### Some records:
******************************

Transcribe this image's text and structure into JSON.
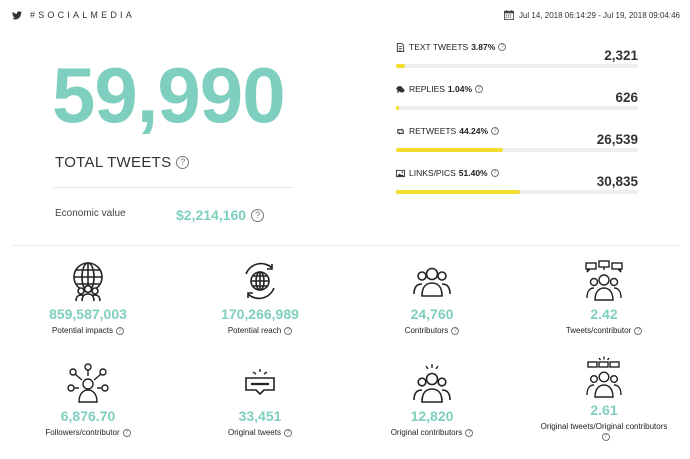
{
  "header": {
    "hashtag": "#SOCIALMEDIA",
    "date_range": "Jul 14, 2018 06:14:29 - Jul 19, 2018 09:04:46"
  },
  "summary": {
    "total_tweets": "59,990",
    "total_label": "TOTAL TWEETS",
    "economic_label": "Economic value",
    "economic_value": "$2,214,160"
  },
  "metrics": [
    {
      "label": "TEXT TWEETS",
      "pct": "3.87%",
      "value": "2,321",
      "fill": 0.0387,
      "icon": "document-icon"
    },
    {
      "label": "REPLIES",
      "pct": "1.04%",
      "value": "626",
      "fill": 0.0104,
      "icon": "speech-bubble-icon"
    },
    {
      "label": "RETWEETS",
      "pct": "44.24%",
      "value": "26,539",
      "fill": 0.4424,
      "icon": "retweet-icon"
    },
    {
      "label": "LINKS/PICS",
      "pct": "51.40%",
      "value": "30,835",
      "fill": 0.514,
      "icon": "picture-icon"
    }
  ],
  "stats": [
    {
      "value": "859,587,003",
      "label": "Potential impacts",
      "icon": "globe-people-icon"
    },
    {
      "value": "170,266,989",
      "label": "Potential reach",
      "icon": "globe-arrows-icon"
    },
    {
      "value": "24,760",
      "label": "Contributors",
      "icon": "group-icon"
    },
    {
      "value": "2.42",
      "label": "Tweets/contributor",
      "icon": "group-chat-icon"
    },
    {
      "value": "6,876.70",
      "label": "Followers/contributor",
      "icon": "network-icon"
    },
    {
      "value": "33,451",
      "label": "Original tweets",
      "icon": "message-icon"
    },
    {
      "value": "12,820",
      "label": "Original contributors",
      "icon": "group-spark-icon"
    },
    {
      "value": "2.61",
      "label": "Original tweets/Original contributors",
      "icon": "group-chat-spark-icon"
    }
  ],
  "colors": {
    "accent": "#7ecfbf",
    "bar": "#f2dd2e",
    "track": "#eeeeee"
  }
}
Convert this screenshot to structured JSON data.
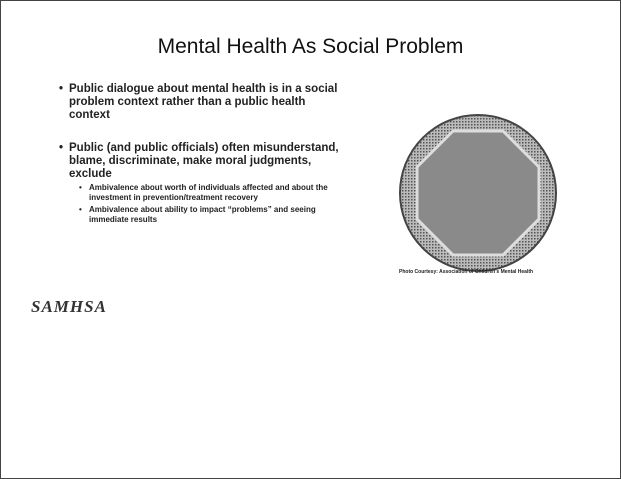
{
  "header": {
    "title": "Mental Health As Social Problem"
  },
  "bullets": [
    {
      "text": "Public dialogue about mental health is in a social problem context rather than a public health context",
      "subbullets": []
    },
    {
      "text": "Public (and public officials) often misunderstand, blame, discriminate, make moral judgments, exclude",
      "subbullets": [
        "Ambivalence about worth of individuals affected and about the investment in prevention/treatment recovery",
        "Ambivalence about ability to impact “problems” and seeing immediate results"
      ]
    }
  ],
  "image": {
    "caption": "Photo Courtesy: Association of Children's Mental Health"
  },
  "logo": {
    "text": "SAMHSA"
  }
}
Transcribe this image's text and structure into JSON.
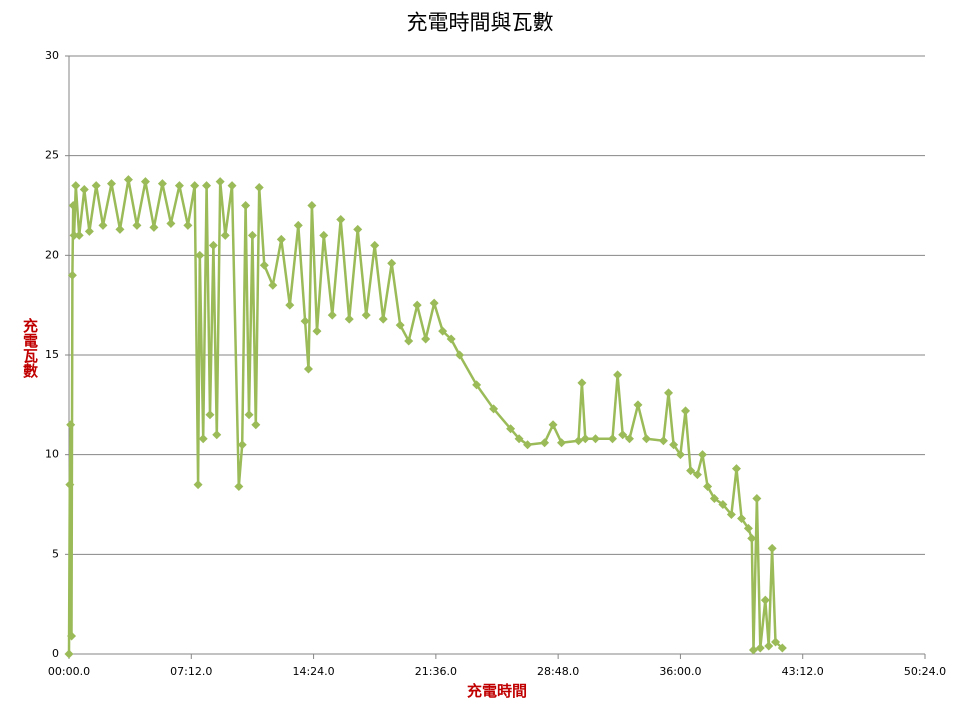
{
  "chart_data": {
    "type": "line",
    "title": "充電時間與瓦數",
    "x_label": "充電時間",
    "y_label": "充電瓦數",
    "x": [
      0,
      0.05,
      0.1,
      0.15,
      0.2,
      0.25,
      0.3,
      0.4,
      0.6,
      0.9,
      1.2,
      1.6,
      2,
      2.5,
      3,
      3.5,
      4,
      4.5,
      5,
      5.5,
      6,
      6.5,
      7,
      7.4,
      7.6,
      7.7,
      7.9,
      8.1,
      8.3,
      8.5,
      8.7,
      8.9,
      9.2,
      9.6,
      10,
      10.2,
      10.4,
      10.6,
      10.8,
      11,
      11.2,
      11.5,
      12,
      12.5,
      13,
      13.5,
      13.9,
      14.1,
      14.3,
      14.6,
      15,
      15.5,
      16,
      16.5,
      17,
      17.5,
      18,
      18.5,
      19,
      19.5,
      20,
      20.5,
      21,
      21.5,
      22,
      22.5,
      23,
      24,
      25,
      26,
      26.5,
      27,
      28,
      28.5,
      29,
      30,
      30.2,
      30.4,
      31,
      32,
      32.3,
      32.6,
      33,
      33.5,
      34,
      35,
      35.3,
      35.6,
      36,
      36.3,
      36.6,
      37,
      37.3,
      37.6,
      38,
      38.5,
      39,
      39.3,
      39.6,
      40,
      40.2,
      40.3,
      40.5,
      40.7,
      41,
      41.2,
      41.4,
      41.6,
      42
    ],
    "series": [
      {
        "color": "#9bbb59",
        "values": [
          0,
          8.5,
          11.5,
          0.9,
          19,
          22.5,
          21,
          23.5,
          21,
          23.3,
          21.2,
          23.5,
          21.5,
          23.6,
          21.3,
          23.8,
          21.5,
          23.7,
          21.4,
          23.6,
          21.6,
          23.5,
          21.5,
          23.5,
          8.5,
          20,
          10.8,
          23.5,
          12,
          20.5,
          11,
          23.7,
          21,
          23.5,
          8.4,
          10.5,
          22.5,
          12,
          21,
          11.5,
          23.4,
          19.5,
          18.5,
          20.8,
          17.5,
          21.5,
          16.7,
          14.3,
          22.5,
          16.2,
          21,
          17,
          21.8,
          16.8,
          21.3,
          17,
          20.5,
          16.8,
          19.6,
          16.5,
          15.7,
          17.5,
          15.8,
          17.6,
          16.2,
          15.8,
          15,
          13.5,
          12.3,
          11.3,
          10.8,
          10.5,
          10.6,
          11.5,
          10.6,
          10.7,
          13.6,
          10.8,
          10.8,
          10.8,
          14,
          11,
          10.8,
          12.5,
          10.8,
          10.7,
          13.1,
          10.5,
          10,
          12.2,
          9.2,
          9,
          10,
          8.4,
          7.8,
          7.5,
          7,
          9.3,
          6.8,
          6.3,
          5.8,
          0.2,
          7.8,
          0.3,
          2.7,
          0.4,
          5.3,
          0.6,
          0.3
        ]
      }
    ],
    "marker": "diamond",
    "xlim": [
      0,
      50.4
    ],
    "xticks": [
      {
        "value": 0,
        "label": "00:00.0"
      },
      {
        "value": 7.2,
        "label": "07:12.0"
      },
      {
        "value": 14.4,
        "label": "14:24.0"
      },
      {
        "value": 21.6,
        "label": "21:36.0"
      },
      {
        "value": 28.8,
        "label": "28:48.0"
      },
      {
        "value": 36,
        "label": "36:00.0"
      },
      {
        "value": 43.2,
        "label": "43:12.0"
      },
      {
        "value": 50.4,
        "label": "50:24.0"
      }
    ],
    "ylim": [
      0,
      30
    ],
    "yticks": [
      0,
      5,
      10,
      15,
      20,
      25,
      30
    ],
    "grid": true
  }
}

******************************

### What needs to be done:
Nothing in the entries above should change when they are printed again, except that the pictures are dropped.

### Task response:
Transcribe this image's text and structure into JSON.
{
  "header": {
    "hashtag": "#SOCIALMEDIA",
    "date_range": "Jul 14, 2018 06:14:29 - Jul 19, 2018 09:04:46"
  },
  "summary": {
    "total_tweets": "59,990",
    "total_label": "TOTAL TWEETS",
    "economic_label": "Economic value",
    "economic_value": "$2,214,160"
  },
  "metrics": [
    {
      "label": "TEXT TWEETS",
      "pct": "3.87%",
      "value": "2,321",
      "fill": 0.0387,
      "icon": "document-icon"
    },
    {
      "label": "REPLIES",
      "pct": "1.04%",
      "value": "626",
      "fill": 0.0104,
      "icon": "speech-bubble-icon"
    },
    {
      "label": "RETWEETS",
      "pct": "44.24%",
      "value": "26,539",
      "fill": 0.4424,
      "icon": "retweet-icon"
    },
    {
      "label": "LINKS/PICS",
      "pct": "51.40%",
      "value": "30,835",
      "fill": 0.514,
      "icon": "picture-icon"
    }
  ],
  "stats": [
    {
      "value": "859,587,003",
      "label": "Potential impacts",
      "icon": "globe-people-icon"
    },
    {
      "value": "170,266,989",
      "label": "Potential reach",
      "icon": "globe-arrows-icon"
    },
    {
      "value": "24,760",
      "label": "Contributors",
      "icon": "group-icon"
    },
    {
      "value": "2.42",
      "label": "Tweets/contributor",
      "icon": "group-chat-icon"
    },
    {
      "value": "6,876.70",
      "label": "Followers/contributor",
      "icon": "network-icon"
    },
    {
      "value": "33,451",
      "label": "Original tweets",
      "icon": "message-icon"
    },
    {
      "value": "12,820",
      "label": "Original contributors",
      "icon": "group-spark-icon"
    },
    {
      "value": "2.61",
      "label": "Original tweets/Original contributors",
      "icon": "group-chat-spark-icon"
    }
  ],
  "colors": {
    "accent": "#7ecfbf",
    "bar": "#f2dd2e",
    "track": "#eeeeee"
  }
}
Convert this screenshot to structured JSON data.
{
  "header": {
    "title": "Mental Health As Social Problem"
  },
  "bullets": [
    {
      "text": "Public dialogue about mental health is in a social problem context rather than a public health context",
      "subbullets": []
    },
    {
      "text": "Public (and public officials) often misunderstand, blame, discriminate, make moral judgments, exclude",
      "subbullets": [
        "Ambivalence about worth of individuals affected and about the investment in prevention/treatment recovery",
        "Ambivalence about ability to impact “problems” and seeing immediate results"
      ]
    }
  ],
  "image": {
    "caption": "Photo Courtesy: Association of Children's Mental Health"
  },
  "logo": {
    "text": "SAMHSA"
  }
}
Transcribe this image's text and structure into JSON.
{
  "chart_data": {
    "type": "line",
    "title": "充電時間與瓦數",
    "x_label": "充電時間",
    "y_label": "充電瓦數",
    "x": [
      0,
      0.05,
      0.1,
      0.15,
      0.2,
      0.25,
      0.3,
      0.4,
      0.6,
      0.9,
      1.2,
      1.6,
      2,
      2.5,
      3,
      3.5,
      4,
      4.5,
      5,
      5.5,
      6,
      6.5,
      7,
      7.4,
      7.6,
      7.7,
      7.9,
      8.1,
      8.3,
      8.5,
      8.7,
      8.9,
      9.2,
      9.6,
      10,
      10.2,
      10.4,
      10.6,
      10.8,
      11,
      11.2,
      11.5,
      12,
      12.5,
      13,
      13.5,
      13.9,
      14.1,
      14.3,
      14.6,
      15,
      15.5,
      16,
      16.5,
      17,
      17.5,
      18,
      18.5,
      19,
      19.5,
      20,
      20.5,
      21,
      21.5,
      22,
      22.5,
      23,
      24,
      25,
      26,
      26.5,
      27,
      28,
      28.5,
      29,
      30,
      30.2,
      30.4,
      31,
      32,
      32.3,
      32.6,
      33,
      33.5,
      34,
      35,
      35.3,
      35.6,
      36,
      36.3,
      36.6,
      37,
      37.3,
      37.6,
      38,
      38.5,
      39,
      39.3,
      39.6,
      40,
      40.2,
      40.3,
      40.5,
      40.7,
      41,
      41.2,
      41.4,
      41.6,
      42
    ],
    "series": [
      {
        "color": "#9bbb59",
        "values": [
          0,
          8.5,
          11.5,
          0.9,
          19,
          22.5,
          21,
          23.5,
          21,
          23.3,
          21.2,
          23.5,
          21.5,
          23.6,
          21.3,
          23.8,
          21.5,
          23.7,
          21.4,
          23.6,
          21.6,
          23.5,
          21.5,
          23.5,
          8.5,
          20,
          10.8,
          23.5,
          12,
          20.5,
          11,
          23.7,
          21,
          23.5,
          8.4,
          10.5,
          22.5,
          12,
          21,
          11.5,
          23.4,
          19.5,
          18.5,
          20.8,
          17.5,
          21.5,
          16.7,
          14.3,
          22.5,
          16.2,
          21,
          17,
          21.8,
          16.8,
          21.3,
          17,
          20.5,
          16.8,
          19.6,
          16.5,
          15.7,
          17.5,
          15.8,
          17.6,
          16.2,
          15.8,
          15,
          13.5,
          12.3,
          11.3,
          10.8,
          10.5,
          10.6,
          11.5,
          10.6,
          10.7,
          13.6,
          10.8,
          10.8,
          10.8,
          14,
          11,
          10.8,
          12.5,
          10.8,
          10.7,
          13.1,
          10.5,
          10,
          12.2,
          9.2,
          9,
          10,
          8.4,
          7.8,
          7.5,
          7,
          9.3,
          6.8,
          6.3,
          5.8,
          0.2,
          7.8,
          0.3,
          2.7,
          0.4,
          5.3,
          0.6,
          0.3
        ]
      }
    ],
    "marker": "diamond",
    "xlim": [
      0,
      50.4
    ],
    "xticks": [
      {
        "value": 0,
        "label": "00:00.0"
      },
      {
        "value": 7.2,
        "label": "07:12.0"
      },
      {
        "value": 14.4,
        "label": "14:24.0"
      },
      {
        "value": 21.6,
        "label": "21:36.0"
      },
      {
        "value": 28.8,
        "label": "28:48.0"
      },
      {
        "value": 36,
        "label": "36:00.0"
      },
      {
        "value": 43.2,
        "label": "43:12.0"
      },
      {
        "value": 50.4,
        "label": "50:24.0"
      }
    ],
    "ylim": [
      0,
      30
    ],
    "yticks": [
      0,
      5,
      10,
      15,
      20,
      25,
      30
    ],
    "grid": true
  }
}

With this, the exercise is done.